_Exercise directions_
Please determine how many lines of the material include the word "Kallmes", and respond with nothing but that number.

Records from a collection:
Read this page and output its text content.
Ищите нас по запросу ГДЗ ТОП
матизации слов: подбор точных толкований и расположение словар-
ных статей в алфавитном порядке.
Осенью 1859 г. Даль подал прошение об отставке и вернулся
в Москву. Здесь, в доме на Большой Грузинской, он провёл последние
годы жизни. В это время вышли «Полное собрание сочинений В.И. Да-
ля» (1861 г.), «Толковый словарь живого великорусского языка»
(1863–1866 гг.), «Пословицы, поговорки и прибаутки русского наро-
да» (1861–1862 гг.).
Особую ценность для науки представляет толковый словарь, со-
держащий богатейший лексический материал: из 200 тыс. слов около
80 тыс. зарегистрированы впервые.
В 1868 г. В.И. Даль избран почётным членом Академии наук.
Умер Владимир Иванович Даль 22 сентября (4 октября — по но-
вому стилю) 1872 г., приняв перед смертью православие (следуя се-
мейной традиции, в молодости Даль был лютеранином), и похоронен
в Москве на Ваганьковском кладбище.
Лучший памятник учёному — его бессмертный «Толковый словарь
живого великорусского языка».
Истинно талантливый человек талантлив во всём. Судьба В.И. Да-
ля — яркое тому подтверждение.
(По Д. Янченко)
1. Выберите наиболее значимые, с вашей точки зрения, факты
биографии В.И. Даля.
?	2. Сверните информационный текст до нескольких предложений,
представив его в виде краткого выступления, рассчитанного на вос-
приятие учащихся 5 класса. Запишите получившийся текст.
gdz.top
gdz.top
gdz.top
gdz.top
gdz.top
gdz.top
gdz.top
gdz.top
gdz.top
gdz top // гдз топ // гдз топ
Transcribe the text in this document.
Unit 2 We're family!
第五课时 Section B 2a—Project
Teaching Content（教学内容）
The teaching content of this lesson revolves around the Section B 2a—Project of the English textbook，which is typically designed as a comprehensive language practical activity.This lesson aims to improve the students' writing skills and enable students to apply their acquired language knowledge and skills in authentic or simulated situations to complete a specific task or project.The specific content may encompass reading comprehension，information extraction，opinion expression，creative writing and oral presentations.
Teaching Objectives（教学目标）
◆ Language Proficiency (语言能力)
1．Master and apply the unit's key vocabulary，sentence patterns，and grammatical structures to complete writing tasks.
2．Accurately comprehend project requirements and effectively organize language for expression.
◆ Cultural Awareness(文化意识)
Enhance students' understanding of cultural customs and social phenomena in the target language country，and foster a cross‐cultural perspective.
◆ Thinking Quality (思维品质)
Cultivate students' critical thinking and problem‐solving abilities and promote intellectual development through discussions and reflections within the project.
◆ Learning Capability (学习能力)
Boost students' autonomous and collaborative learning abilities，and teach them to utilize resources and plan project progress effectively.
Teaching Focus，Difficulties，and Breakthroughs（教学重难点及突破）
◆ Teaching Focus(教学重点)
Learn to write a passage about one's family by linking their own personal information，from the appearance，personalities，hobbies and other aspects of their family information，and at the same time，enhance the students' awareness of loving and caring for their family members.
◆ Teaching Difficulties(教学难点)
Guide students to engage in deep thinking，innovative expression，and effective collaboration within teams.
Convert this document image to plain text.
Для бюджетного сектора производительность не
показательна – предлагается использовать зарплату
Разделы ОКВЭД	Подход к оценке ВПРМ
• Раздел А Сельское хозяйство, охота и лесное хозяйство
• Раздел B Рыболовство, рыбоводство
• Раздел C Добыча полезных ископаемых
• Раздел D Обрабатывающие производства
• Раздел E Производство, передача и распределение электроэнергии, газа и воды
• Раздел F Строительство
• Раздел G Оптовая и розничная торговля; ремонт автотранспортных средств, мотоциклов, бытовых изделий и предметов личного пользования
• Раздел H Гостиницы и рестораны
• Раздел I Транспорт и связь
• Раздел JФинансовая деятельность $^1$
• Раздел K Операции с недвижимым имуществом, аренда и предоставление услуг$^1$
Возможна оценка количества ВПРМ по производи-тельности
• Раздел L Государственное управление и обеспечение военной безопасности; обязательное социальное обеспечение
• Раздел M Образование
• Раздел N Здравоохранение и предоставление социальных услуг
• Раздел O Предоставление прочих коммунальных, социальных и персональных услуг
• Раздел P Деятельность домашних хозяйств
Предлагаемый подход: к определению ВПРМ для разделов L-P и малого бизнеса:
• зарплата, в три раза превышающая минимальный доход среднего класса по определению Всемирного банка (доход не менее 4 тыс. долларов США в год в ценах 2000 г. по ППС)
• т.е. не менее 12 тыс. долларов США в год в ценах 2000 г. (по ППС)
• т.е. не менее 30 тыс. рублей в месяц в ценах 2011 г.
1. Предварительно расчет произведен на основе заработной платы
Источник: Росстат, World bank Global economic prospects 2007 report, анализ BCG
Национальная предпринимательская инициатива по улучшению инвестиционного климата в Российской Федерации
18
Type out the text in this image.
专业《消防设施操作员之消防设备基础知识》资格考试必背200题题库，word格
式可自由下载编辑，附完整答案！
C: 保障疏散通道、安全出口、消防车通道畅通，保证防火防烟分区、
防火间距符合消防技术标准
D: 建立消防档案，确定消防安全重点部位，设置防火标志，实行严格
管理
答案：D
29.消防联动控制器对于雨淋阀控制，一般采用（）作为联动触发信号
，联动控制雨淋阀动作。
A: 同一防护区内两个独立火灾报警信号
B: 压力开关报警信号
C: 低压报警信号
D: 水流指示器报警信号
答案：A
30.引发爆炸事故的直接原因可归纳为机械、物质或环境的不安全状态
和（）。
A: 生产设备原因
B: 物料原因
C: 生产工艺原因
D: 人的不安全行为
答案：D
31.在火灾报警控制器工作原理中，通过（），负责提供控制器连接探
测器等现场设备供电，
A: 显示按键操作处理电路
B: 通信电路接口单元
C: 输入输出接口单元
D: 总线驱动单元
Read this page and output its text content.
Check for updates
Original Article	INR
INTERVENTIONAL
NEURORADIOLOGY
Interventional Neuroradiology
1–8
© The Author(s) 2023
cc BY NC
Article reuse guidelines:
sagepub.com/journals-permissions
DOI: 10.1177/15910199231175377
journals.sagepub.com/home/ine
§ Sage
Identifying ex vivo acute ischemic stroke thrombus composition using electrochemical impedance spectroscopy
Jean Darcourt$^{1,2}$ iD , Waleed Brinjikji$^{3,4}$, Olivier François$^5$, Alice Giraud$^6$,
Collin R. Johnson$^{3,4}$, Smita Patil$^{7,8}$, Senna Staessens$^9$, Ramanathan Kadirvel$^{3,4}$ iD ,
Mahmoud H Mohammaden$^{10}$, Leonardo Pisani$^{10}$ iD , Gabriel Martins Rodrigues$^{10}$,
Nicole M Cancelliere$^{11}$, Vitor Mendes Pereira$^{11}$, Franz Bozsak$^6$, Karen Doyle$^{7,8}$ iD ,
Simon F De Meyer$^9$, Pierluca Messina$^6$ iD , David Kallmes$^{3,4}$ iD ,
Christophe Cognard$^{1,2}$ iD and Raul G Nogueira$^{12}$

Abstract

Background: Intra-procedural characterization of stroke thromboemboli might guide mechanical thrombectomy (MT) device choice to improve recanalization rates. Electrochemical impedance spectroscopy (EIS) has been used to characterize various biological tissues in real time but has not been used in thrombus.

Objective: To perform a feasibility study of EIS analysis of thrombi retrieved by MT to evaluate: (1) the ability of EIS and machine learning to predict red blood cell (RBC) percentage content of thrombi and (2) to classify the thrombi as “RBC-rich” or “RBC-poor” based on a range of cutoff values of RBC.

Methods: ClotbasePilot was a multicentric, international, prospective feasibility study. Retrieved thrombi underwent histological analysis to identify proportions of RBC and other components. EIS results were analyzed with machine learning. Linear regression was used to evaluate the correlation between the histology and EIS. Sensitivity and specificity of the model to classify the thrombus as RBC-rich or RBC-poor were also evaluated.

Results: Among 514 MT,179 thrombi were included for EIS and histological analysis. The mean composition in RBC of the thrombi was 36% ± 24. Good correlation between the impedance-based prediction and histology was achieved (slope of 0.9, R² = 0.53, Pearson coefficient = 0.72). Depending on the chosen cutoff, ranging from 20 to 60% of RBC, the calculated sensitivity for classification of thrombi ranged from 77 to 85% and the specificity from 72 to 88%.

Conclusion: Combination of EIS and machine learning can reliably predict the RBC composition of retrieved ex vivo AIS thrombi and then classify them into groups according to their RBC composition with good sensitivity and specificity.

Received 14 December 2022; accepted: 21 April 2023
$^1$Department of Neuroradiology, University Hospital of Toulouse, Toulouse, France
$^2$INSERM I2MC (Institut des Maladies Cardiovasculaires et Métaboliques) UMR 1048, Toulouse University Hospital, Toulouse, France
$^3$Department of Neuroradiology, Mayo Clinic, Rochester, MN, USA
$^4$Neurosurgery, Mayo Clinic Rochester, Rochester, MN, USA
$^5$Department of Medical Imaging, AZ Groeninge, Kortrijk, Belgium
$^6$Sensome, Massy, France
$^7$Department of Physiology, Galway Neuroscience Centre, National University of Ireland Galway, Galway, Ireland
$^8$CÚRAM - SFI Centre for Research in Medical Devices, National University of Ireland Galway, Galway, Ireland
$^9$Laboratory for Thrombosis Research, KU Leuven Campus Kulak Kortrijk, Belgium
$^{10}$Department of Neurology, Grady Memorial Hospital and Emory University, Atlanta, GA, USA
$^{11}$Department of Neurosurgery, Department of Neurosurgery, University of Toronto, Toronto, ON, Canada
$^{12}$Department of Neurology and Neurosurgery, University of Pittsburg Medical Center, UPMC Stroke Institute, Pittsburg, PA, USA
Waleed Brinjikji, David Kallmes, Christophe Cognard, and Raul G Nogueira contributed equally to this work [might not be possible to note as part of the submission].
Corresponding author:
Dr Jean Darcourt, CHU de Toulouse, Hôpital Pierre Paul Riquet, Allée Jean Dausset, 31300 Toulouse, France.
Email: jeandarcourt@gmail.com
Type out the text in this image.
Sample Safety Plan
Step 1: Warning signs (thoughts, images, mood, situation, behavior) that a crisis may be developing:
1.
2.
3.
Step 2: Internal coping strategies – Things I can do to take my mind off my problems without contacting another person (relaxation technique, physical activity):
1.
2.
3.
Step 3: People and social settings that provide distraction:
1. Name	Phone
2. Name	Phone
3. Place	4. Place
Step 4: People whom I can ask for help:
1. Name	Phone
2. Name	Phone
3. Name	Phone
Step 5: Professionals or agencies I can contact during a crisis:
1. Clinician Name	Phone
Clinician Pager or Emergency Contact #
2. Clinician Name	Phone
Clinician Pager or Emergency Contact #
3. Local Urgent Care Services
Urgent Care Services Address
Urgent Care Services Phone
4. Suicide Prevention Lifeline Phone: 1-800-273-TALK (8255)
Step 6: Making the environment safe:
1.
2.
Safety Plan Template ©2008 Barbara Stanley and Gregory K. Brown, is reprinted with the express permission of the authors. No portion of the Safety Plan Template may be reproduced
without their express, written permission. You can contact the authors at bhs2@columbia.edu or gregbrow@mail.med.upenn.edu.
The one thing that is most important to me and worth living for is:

_Response to the exercise_
2